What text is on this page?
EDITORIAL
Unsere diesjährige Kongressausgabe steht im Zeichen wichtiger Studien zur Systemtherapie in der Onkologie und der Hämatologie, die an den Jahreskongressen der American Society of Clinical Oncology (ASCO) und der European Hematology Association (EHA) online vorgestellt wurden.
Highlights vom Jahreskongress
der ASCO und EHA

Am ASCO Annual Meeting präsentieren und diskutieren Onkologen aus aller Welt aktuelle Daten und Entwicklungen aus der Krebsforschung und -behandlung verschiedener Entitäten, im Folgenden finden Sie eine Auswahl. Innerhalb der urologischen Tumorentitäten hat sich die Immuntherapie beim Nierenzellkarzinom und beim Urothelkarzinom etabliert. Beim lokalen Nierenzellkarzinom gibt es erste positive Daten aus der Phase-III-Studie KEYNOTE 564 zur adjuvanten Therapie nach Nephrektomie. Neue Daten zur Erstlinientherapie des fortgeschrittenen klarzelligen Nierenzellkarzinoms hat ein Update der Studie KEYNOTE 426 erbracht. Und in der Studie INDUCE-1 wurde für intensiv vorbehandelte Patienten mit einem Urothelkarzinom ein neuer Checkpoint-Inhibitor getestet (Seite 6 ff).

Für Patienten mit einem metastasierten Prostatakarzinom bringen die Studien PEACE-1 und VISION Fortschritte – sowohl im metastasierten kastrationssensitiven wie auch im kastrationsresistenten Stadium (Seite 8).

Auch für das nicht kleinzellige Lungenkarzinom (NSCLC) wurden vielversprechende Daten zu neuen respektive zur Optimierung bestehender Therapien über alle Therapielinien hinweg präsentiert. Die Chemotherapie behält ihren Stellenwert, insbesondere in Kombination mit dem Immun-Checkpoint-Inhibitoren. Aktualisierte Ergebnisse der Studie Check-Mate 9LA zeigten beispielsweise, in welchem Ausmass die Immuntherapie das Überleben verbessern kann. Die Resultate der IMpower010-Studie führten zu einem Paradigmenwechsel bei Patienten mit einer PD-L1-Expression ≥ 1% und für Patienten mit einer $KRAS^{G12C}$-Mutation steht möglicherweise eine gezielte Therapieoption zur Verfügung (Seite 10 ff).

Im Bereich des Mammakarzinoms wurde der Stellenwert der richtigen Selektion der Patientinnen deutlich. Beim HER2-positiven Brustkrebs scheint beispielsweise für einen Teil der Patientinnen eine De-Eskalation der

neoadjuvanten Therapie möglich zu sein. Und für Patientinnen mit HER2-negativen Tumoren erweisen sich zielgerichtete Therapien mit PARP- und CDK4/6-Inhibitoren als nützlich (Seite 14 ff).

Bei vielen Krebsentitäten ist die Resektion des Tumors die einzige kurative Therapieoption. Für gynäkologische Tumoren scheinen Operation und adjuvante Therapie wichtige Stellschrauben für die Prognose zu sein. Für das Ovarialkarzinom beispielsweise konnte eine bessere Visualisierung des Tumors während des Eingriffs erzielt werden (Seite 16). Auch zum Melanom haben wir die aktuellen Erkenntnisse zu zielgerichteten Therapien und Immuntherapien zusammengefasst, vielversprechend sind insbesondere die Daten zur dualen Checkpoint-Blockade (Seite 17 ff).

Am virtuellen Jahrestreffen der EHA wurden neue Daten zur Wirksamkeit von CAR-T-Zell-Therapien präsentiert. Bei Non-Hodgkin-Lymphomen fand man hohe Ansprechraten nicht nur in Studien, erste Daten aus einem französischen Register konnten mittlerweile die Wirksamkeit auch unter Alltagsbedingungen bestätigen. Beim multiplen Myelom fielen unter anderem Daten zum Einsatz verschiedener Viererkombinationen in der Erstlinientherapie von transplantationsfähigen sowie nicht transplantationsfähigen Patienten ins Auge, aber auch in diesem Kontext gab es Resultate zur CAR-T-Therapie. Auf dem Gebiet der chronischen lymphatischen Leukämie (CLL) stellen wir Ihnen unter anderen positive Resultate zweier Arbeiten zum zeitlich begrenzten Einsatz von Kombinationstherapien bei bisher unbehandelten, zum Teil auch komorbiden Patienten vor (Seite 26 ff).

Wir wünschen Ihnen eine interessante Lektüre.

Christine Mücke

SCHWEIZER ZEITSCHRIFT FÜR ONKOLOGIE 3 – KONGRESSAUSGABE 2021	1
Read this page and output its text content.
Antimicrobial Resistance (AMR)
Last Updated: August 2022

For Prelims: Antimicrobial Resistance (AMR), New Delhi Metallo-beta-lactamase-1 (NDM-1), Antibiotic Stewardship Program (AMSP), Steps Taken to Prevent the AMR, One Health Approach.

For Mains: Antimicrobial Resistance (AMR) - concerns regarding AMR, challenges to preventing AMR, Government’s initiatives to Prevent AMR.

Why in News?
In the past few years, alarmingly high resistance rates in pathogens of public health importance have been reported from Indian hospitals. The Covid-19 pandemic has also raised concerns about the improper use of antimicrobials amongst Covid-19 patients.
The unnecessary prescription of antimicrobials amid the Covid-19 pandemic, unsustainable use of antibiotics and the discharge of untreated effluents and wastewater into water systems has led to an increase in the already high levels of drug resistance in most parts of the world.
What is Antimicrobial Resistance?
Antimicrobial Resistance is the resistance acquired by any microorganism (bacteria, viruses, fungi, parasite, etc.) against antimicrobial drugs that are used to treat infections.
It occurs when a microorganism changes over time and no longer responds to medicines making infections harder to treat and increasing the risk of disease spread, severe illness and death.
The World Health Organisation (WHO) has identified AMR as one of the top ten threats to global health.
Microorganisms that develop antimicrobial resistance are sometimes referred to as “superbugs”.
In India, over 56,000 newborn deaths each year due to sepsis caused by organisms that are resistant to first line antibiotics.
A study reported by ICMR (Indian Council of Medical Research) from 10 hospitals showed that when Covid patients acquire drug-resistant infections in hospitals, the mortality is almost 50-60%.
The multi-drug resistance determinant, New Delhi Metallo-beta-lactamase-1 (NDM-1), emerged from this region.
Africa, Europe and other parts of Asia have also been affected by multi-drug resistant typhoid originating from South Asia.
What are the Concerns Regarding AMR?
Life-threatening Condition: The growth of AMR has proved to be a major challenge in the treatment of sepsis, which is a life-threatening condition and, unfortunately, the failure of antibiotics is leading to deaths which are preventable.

-- Your objective --
Copy all lines of the records that have the string "Patientinnen" in them.

-- Your solution --
Im Bereich des Mammakarzinoms wurde der Stellenwert der richtigen Selektion der Patientinnen deutlich. Beim HER2-positiven Brustkrebs scheint beispielsweise für einen Teil der Patientinnen eine De-Eskalation der
neoadjuvanten Therapie möglich zu sein. Und für Patientinnen mit HER2-negativen Tumoren erweisen sich zielgerichtete Therapien mit PARP- und CDK4/6-Inhibitoren als nützlich (Seite 14 ff).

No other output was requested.